» **Instructions for the task**:
From the entries below, copy every line holding the word "Jean".

'''

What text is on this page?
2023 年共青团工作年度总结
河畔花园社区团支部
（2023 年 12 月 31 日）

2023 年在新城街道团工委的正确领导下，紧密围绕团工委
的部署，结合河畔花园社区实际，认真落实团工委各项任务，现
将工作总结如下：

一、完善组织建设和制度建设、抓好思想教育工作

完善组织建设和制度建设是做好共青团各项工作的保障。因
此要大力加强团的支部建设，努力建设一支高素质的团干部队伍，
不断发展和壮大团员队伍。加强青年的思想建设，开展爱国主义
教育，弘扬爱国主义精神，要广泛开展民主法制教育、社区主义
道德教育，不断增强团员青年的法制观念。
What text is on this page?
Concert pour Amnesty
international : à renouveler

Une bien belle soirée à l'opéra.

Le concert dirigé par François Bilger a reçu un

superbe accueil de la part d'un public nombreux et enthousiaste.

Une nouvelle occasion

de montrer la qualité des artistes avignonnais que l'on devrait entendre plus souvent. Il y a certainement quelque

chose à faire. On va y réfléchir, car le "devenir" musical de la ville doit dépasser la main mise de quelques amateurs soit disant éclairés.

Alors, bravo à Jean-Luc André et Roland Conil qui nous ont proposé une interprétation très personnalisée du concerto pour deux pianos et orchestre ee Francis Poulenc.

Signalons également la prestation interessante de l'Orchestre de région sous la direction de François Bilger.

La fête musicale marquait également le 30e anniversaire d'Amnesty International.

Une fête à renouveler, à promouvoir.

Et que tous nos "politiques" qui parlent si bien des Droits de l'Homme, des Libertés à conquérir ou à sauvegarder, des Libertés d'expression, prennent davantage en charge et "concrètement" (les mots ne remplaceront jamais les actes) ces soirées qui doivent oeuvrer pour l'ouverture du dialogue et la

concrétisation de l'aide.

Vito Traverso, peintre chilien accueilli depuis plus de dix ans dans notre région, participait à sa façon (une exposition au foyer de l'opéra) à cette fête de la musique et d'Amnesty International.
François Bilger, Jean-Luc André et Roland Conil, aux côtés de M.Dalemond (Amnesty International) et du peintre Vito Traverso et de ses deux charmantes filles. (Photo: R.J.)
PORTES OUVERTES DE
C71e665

'''

» **Solution to the exercise**:
Alors, bravo à Jean-Luc André et Roland Conil qui nous ont proposé une interprétation très personnalisée du concerto pour deux pianos et orchestre ee Francis Poulenc.
François Bilger, Jean-Luc André et Roland Conil, aux côtés de M.Dalemond (Amnesty International) et du peintre Vito Traverso et de ses deux charmantes filles. (Photo: R.J.)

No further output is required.